Exercise material Block Start

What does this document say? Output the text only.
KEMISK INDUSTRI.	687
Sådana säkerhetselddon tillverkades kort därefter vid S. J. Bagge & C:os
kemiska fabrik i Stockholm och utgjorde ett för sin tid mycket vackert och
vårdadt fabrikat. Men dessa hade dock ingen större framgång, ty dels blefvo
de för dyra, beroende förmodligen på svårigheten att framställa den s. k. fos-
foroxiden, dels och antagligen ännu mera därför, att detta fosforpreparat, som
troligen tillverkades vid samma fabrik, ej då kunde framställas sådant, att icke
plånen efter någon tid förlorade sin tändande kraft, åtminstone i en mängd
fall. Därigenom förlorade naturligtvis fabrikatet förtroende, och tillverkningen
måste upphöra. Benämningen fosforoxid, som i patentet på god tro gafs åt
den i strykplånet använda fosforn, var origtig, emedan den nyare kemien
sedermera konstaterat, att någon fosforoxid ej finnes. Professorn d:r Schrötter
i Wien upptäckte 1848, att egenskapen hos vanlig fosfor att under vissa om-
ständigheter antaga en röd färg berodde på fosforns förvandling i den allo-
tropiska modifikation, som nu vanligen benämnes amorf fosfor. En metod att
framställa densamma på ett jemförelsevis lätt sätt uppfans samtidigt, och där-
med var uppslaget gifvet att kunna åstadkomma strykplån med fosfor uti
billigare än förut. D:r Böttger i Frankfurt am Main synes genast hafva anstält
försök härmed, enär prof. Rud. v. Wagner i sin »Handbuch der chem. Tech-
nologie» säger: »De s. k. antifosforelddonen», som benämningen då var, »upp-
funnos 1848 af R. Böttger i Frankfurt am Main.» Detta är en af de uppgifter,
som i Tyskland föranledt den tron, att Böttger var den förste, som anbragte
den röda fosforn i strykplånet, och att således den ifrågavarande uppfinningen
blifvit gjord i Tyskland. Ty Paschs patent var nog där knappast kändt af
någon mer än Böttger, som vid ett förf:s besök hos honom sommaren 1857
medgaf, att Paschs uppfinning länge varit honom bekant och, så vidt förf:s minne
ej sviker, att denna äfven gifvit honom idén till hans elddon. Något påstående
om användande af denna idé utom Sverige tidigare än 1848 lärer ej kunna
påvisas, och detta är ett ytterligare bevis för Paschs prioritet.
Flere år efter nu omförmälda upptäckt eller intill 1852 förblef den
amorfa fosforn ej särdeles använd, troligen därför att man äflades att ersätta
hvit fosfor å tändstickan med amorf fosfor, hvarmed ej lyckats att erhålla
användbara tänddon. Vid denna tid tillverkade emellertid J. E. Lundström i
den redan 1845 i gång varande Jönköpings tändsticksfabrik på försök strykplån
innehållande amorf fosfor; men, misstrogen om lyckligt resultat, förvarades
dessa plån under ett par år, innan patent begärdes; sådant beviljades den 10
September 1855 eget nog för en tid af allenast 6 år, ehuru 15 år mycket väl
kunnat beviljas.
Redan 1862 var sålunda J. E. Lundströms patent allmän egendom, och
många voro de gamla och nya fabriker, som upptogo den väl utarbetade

Exercise material Block End

§ **Your instructions**: In the records above, how many lines include "Tyskland"? Answer with the number alone.

§ **Solution for this task**: 2